Figure record listings
[START]

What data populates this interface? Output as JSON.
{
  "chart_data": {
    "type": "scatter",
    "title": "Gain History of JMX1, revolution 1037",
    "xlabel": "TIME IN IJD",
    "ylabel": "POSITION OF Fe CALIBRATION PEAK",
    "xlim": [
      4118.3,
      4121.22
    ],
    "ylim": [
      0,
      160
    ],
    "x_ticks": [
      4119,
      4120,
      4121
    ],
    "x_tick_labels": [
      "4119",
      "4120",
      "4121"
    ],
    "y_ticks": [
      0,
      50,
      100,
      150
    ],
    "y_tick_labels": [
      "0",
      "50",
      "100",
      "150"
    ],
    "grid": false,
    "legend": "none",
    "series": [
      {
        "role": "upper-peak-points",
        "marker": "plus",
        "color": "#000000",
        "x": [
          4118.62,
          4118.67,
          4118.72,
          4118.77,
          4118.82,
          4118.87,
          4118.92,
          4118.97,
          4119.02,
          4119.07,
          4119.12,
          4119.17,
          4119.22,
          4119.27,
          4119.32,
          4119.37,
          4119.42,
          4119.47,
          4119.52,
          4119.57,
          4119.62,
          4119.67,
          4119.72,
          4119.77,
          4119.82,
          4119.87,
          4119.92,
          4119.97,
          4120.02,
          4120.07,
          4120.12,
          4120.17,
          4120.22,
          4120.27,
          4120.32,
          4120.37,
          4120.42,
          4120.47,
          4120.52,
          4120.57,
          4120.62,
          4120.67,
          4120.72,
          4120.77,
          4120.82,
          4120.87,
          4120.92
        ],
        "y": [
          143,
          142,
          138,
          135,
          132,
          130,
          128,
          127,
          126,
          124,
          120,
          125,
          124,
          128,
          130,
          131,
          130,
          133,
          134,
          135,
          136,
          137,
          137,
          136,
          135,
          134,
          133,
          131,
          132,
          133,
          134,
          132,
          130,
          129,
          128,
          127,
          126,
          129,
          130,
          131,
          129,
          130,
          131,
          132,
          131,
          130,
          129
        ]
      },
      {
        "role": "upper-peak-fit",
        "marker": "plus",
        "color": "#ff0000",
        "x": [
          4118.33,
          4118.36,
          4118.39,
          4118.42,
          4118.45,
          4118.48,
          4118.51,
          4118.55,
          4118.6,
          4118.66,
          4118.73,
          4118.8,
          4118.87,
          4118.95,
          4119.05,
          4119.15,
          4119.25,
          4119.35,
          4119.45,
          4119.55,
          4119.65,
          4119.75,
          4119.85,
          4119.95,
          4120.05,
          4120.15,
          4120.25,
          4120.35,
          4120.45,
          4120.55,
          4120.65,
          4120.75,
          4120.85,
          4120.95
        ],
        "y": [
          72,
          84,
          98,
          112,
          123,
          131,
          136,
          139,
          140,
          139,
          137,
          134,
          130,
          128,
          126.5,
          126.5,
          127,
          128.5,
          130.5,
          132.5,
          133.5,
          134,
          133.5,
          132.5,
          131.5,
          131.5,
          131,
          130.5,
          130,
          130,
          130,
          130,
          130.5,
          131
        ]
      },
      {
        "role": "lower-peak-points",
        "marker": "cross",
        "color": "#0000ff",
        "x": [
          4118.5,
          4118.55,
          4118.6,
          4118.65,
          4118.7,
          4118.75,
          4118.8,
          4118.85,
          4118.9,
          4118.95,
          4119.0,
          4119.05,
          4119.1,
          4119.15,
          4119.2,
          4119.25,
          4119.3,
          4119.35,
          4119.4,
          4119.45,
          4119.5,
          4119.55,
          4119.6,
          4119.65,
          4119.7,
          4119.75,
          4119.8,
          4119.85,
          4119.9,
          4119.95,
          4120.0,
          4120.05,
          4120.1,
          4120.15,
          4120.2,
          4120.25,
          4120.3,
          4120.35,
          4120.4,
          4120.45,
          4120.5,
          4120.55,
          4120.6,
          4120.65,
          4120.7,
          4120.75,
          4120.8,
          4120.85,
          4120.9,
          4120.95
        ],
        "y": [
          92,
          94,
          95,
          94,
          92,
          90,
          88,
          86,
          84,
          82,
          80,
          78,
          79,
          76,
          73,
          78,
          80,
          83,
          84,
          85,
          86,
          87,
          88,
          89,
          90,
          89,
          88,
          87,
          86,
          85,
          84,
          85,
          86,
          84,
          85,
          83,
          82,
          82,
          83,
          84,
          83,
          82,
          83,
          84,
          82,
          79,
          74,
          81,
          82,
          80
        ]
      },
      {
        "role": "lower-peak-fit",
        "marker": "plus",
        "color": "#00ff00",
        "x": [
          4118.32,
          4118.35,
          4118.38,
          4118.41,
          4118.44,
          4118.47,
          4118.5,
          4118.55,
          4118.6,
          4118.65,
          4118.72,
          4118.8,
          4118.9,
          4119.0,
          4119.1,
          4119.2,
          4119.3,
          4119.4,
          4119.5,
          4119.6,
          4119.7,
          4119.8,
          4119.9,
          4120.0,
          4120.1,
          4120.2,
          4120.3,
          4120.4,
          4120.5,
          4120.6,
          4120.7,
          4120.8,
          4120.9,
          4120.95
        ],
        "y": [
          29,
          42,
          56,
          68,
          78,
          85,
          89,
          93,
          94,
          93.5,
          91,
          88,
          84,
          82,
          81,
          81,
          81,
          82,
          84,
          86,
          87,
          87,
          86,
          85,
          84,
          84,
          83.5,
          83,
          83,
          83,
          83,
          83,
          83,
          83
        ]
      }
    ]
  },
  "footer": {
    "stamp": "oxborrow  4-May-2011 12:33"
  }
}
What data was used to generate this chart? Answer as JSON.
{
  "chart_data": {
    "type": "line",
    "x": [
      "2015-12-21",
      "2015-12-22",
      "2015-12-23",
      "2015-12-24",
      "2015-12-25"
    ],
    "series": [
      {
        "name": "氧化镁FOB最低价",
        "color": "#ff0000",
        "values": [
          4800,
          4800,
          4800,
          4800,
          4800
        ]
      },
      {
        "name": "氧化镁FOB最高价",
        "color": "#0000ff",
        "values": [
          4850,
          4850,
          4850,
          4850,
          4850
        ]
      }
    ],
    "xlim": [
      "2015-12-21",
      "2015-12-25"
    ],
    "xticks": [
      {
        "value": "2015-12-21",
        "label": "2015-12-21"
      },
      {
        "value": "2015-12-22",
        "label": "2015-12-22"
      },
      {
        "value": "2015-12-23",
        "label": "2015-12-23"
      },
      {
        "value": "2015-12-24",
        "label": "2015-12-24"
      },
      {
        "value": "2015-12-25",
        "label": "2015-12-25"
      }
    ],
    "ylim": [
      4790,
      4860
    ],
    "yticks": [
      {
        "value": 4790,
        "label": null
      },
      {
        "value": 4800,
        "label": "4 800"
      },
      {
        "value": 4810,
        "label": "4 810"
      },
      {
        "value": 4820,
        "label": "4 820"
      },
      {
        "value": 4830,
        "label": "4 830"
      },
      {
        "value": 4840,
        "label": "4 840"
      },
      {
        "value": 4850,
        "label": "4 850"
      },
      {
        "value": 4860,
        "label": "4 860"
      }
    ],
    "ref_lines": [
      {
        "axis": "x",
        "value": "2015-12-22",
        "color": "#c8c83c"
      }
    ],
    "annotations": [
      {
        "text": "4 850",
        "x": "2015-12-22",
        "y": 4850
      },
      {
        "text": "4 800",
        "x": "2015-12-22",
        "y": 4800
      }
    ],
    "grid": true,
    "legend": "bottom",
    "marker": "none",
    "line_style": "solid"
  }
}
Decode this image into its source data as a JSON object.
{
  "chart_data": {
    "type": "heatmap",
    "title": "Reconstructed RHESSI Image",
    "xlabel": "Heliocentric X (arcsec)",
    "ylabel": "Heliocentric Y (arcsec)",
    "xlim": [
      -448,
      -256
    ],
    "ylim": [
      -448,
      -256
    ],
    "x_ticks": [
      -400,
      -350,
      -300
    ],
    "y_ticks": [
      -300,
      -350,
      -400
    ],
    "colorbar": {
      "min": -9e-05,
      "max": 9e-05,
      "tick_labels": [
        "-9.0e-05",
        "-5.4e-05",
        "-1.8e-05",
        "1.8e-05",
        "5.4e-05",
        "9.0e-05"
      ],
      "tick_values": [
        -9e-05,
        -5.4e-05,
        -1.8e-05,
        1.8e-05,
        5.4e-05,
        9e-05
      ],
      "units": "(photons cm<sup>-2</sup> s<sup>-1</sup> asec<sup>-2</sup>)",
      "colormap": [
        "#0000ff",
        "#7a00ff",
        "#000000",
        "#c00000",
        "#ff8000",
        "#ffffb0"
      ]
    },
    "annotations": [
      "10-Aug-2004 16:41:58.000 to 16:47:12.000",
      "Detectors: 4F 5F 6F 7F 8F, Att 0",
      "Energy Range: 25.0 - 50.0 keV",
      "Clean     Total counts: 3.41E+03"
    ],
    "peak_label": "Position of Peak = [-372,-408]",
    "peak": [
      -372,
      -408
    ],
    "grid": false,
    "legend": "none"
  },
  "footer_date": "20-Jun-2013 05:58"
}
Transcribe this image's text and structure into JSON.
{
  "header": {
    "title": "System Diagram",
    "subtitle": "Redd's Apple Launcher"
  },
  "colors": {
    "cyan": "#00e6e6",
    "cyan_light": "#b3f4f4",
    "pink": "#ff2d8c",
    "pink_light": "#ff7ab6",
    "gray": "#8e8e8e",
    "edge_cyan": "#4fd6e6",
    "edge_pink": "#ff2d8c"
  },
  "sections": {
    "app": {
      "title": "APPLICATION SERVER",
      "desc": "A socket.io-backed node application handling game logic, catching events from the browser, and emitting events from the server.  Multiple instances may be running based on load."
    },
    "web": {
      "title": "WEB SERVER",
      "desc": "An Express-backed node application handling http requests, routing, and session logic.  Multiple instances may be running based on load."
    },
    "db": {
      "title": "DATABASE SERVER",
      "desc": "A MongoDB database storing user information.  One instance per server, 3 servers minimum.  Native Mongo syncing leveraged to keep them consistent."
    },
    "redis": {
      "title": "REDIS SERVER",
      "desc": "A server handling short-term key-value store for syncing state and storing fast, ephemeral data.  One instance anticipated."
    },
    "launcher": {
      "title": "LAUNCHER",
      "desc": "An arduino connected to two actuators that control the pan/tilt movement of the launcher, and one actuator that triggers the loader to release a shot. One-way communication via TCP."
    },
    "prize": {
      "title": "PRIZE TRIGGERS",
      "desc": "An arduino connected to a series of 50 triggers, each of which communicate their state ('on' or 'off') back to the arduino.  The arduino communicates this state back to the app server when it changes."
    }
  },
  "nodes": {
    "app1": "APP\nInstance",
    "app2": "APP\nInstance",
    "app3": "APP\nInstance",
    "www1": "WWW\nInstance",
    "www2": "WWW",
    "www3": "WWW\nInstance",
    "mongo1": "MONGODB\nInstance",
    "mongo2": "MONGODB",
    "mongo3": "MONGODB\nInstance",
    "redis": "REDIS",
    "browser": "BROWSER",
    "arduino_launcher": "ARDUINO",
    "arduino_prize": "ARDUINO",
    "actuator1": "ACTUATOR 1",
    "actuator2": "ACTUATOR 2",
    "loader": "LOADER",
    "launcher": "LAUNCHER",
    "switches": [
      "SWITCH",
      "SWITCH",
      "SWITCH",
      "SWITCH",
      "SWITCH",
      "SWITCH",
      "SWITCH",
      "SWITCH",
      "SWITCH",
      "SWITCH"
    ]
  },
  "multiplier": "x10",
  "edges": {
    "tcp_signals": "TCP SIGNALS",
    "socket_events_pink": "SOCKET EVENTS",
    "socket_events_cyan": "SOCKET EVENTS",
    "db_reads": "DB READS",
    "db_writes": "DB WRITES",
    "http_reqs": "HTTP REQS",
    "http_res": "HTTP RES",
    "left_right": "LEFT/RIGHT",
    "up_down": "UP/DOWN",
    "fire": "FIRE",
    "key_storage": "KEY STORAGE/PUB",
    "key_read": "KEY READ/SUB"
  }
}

[END]

[TASK GOAL] In the material above, how many lines hold the word "based"? Say only the number.

[OUTPUT OF THE EXERCISE] 2